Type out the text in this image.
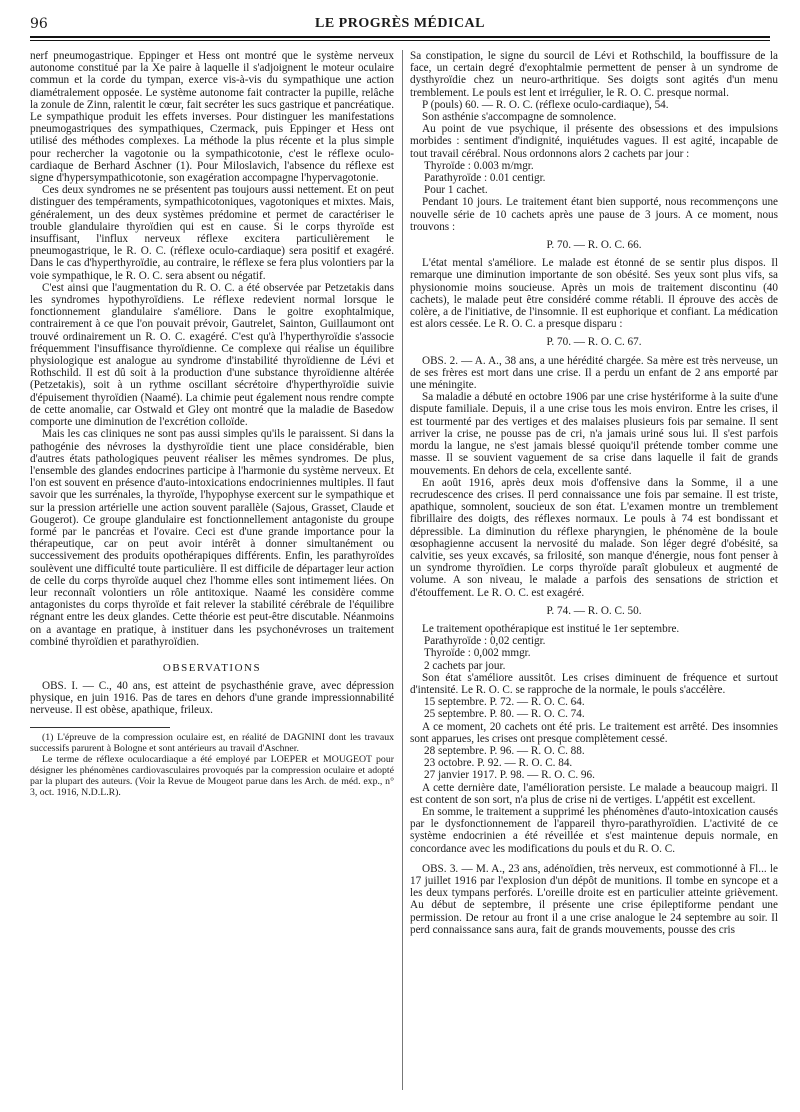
96	LE PROGRÈS MÉDICAL

nerf pneumogastrique. Eppinger et Hess ont montré que le système nerveux autonome constitué par la Xe paire à laquelle il s'adjoignent le moteur oculaire commun et la corde du tympan, exerce vis-à-vis du sympathique une action diamétralement opposée. Le système autonome fait contracter la pupille, relâche la zonule de Zinn, ralentit le cœur, fait secréter les sucs gastrique et pancréatique. Le sympathique produit les effets inverses. Pour distinguer les manifestations pneumogastriques des sympathiques, Czermack, puis Eppinger et Hess ont utilisé des méthodes complexes. La méthode la plus récente et la plus simple pour rechercher la vagotonie ou la sympathicotonie, c'est le réflexe oculo-cardiaque de Berhard Aschner (1). Pour Miloslavich, l'absence du réflexe est signe d'hypersympathicotonie, son exagération accompagne l'hypervagotonie.

Ces deux syndromes ne se présentent pas toujours aussi nettement. Et on peut distinguer des tempéraments, sympathicotoniques, vagotoniques et mixtes. Mais, généralement, un des deux systèmes prédomine et permet de caractériser le trouble glandulaire thyroïdien qui est en cause. Si le corps thyroïde est insuffisant, l'influx nerveux réflexe excitera particulièrement le pneumogastrique, le R. O. C. (réflexe oculo-cardiaque) sera positif et exagéré. Dans le cas d'hyperthyroïdie, au contraire, le réflexe se fera plus volontiers par la voie sympathique, le R. O. C. sera absent ou négatif.

C'est ainsi que l'augmentation du R. O. C. a été observée par Petzetakis dans les syndromes hypothyroïdiens. Le réflexe redevient normal lorsque le fonctionnement glandulaire s'améliore. Dans le goitre exophtalmique, contrairement à ce que l'on pouvait prévoir, Gautrelet, Sainton, Guillaumont ont trouvé ordinairement un R. O. C. exagéré. C'est qu'à l'hyperthyroïdie s'associe fréquemment l'insuffisance thyroïdienne. Ce complexe qui réalise un équilibre physiologique est analogue au syndrome d'instabilité thyroïdienne de Lévi et Rothschild. Il est dû soit à la production d'une substance thyroïdienne altérée (Petzetakis), soit à un rythme oscillant sécrétoire d'hyperthyroïdie suivie d'épuisement thyroïdien (Naamé). La chimie peut également nous rendre compte de cette anomalie, car Ostwald et Gley ont montré que la maladie de Basedow comporte une diminution de l'excrétion colloïde.

Mais les cas cliniques ne sont pas aussi simples qu'ils le paraissent. Si dans la pathogénie des névroses la dysthyroïdie tient une place considérable, bien d'autres états pathologiques peuvent réaliser les mêmes syndromes. De plus, l'ensemble des glandes endocrines participe à l'harmonie du système nerveux. Et l'on est souvent en présence d'auto-intoxications endocriniennes multiples. Il faut savoir que les surrénales, la thyroïde, l'hypophyse exercent sur le sympathique et sur la pression artérielle une action souvent parallèle (Sajous, Grasset, Claude et Gougerot). Ce groupe glandulaire est fonctionnellement antagoniste du groupe formé par le pancréas et l'ovaire. Ceci est d'une grande importance pour la thérapeutique, car on peut avoir intérêt à donner simultanément ou successivement des produits opothérapiques différents. Enfin, les parathyroïdes soulèvent une difficulté toute particulière. Il est difficile de départager leur action de celle du corps thyroïde auquel chez l'homme elles sont intimement liées. On leur reconnaît volontiers un rôle antitoxique. Naamé les considère comme antagonistes du corps thyroïde et fait relever la stabilité cérébrale de l'équilibre régnant entre les deux glandes. Cette théorie est peut-être discutable. Néanmoins on a avantage en pratique, à instituer dans les psychonévroses un traitement combiné thyroïdien et parathyroïdien.

OBSERVATIONS

OBS. I. — C., 40 ans, est atteint de psychasthénie grave, avec dépression physique, en juin 1916. Pas de tares en dehors d'une grande impressionnabilité nerveuse. Il est obèse, apathique, frileux.

(1) L'épreuve de la compression oculaire est, en réalité de DAGNINI dont les travaux successifs parurent à Bologne et sont antérieurs au travail d'Aschner.

Le terme de réflexe oculocardiaque a été employé par LOEPER et MOUGEOT pour désigner les phénomènes cardiovasculaires provoqués par la compression oculaire et adopté par la plupart des auteurs. (Voir la Revue de Mougeot parue dans les Arch. de méd. exp., n° 3, oct. 1916, N.D.L.R).

Sa constipation, le signe du sourcil de Lévi et Rothschild, la bouffissure de la face, un certain degré d'exophtalmie permettent de penser à un syndrome de dysthyroïdie chez un neuro-arthritique. Ses doigts sont agités d'un menu tremblement. Le pouls est lent et irrégulier, le R. O. C. presque normal.

P (pouls) 60. — R. O. C. (réflexe oculo-cardiaque), 54.

Son asthénie s'accompagne de somnolence.

Au point de vue psychique, il présente des obsessions et des impulsions morbides : sentiment d'indignité, inquiétudes vagues. Il est agité, incapable de tout travail cérébral. Nous ordonnons alors 2 cachets par jour :

Thyroïde : 0.003 m/mgr.

Parathyroïde : 0.01 centigr.

Pour 1 cachet.

Pendant 10 jours. Le traitement étant bien supporté, nous recommençons une nouvelle série de 10 cachets après une pause de 3 jours. A ce moment, nous trouvons :

P. 70. — R. O. C. 66.

L'état mental s'améliore. Le malade est étonné de se sentir plus dispos. Il remarque une diminution importante de son obésité. Ses yeux sont plus vifs, sa physionomie moins soucieuse. Après un mois de traitement discontinu (40 cachets), le malade peut être considéré comme rétabli. Il éprouve des accès de colère, a de l'initiative, de l'insomnie. Il est euphorique et confiant. La médication est alors cessée. Le R. O. C. a presque disparu :

P. 70. — R. O. C. 67.

OBS. 2. — A. A., 38 ans, a une hérédité chargée. Sa mère est très nerveuse, un de ses frères est mort dans une crise. Il a perdu un enfant de 2 ans emporté par une méningite.

Sa maladie a débuté en octobre 1906 par une crise hystériforme à la suite d'une dispute familiale. Depuis, il a une crise tous les mois environ. Entre les crises, il est tourmenté par des vertiges et des malaises plusieurs fois par semaine. Il sent arriver la crise, ne pousse pas de cri, n'a jamais uriné sous lui. Il s'est parfois mordu la langue, ne s'est jamais blessé quoiqu'il prétende tomber comme une masse. Il se souvient vaguement de sa crise dans laquelle il fait de grands mouvements. En dehors de cela, excellente santé.

En août 1916, après deux mois d'offensive dans la Somme, il a une recrudescence des crises. Il perd connaissance une fois par semaine. Il est triste, apathique, somnolent, soucieux de son état. L'examen montre un tremblement fibrillaire des doigts, des réflexes normaux. Le pouls à 74 est bondissant et dépressible. La diminution du réflexe pharyngien, le phénomène de la boule œsophagienne accusent la nervosité du malade. Son léger degré d'obésité, sa calvitie, ses yeux excavés, sa frilosité, son manque d'énergie, nous font penser à un syndrome thyroïdien. Le corps thyroïde paraît globuleux et augmenté de volume. A son niveau, le malade a parfois des sensations de striction et d'étouffement. Le R. O. C. est exagéré.

P. 74. — R. O. C. 50.

Le traitement opothérapique est institué le 1er septembre.

Parathyroïde : 0,02 centigr.

Thyroïde : 0,002 mmgr.

2 cachets par jour.

Son état s'améliore aussitôt. Les crises diminuent de fréquence et surtout d'intensité. Le R. O. C. se rapproche de la normale, le pouls s'accélère.

15 septembre. P. 72. — R. O. C. 64.

25 septembre. P. 80. — R. O. C. 74.

A ce moment, 20 cachets ont été pris. Le traitement est arrêté. Des insomnies sont apparues, les crises ont presque complètement cessé.

28 septembre. P. 96. — R. O. C. 88.

23 octobre. P. 92. — R. O. C. 84.

27 janvier 1917. P. 98. — R. O. C. 96.

A cette dernière date, l'amélioration persiste. Le malade a beaucoup maigri. Il est content de son sort, n'a plus de crise ni de vertiges. L'appétit est excellent.

En somme, le traitement a supprimé les phénomènes d'auto-intoxication causés par le dysfonctionnement de l'appareil thyro-parathyroïdien. L'activité de ce système endocrinien a été réveillée et s'est maintenue depuis normale, en concordance avec les modifications du pouls et du R. O. C.

OBS. 3. — M. A., 23 ans, adénoïdien, très nerveux, est commotionné à Fl... le 17 juillet 1916 par l'explosion d'un dépôt de munitions. Il tombe en syncope et a les deux tympans perforés. L'oreille droite est en particulier atteinte grièvement. Au début de septembre, il présente une crise épileptiforme pendant une permission. De retour au front il a une crise analogue le 24 septembre au soir. Il perd connaissance sans aura, fait de grands mouvements, pousse des cris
====
Pick out all lines containing the string "moment".

Pendant 10 jours. Le traitement étant bien supporté, nous recommençons une nouvelle série de 10 cachets après une pause de 3 jours. A ce moment, nous trouvons :
A ce moment, 20 cachets ont été pris. Le traitement est arrêté. Des insomnies sont apparues, les crises ont presque complètement cessé.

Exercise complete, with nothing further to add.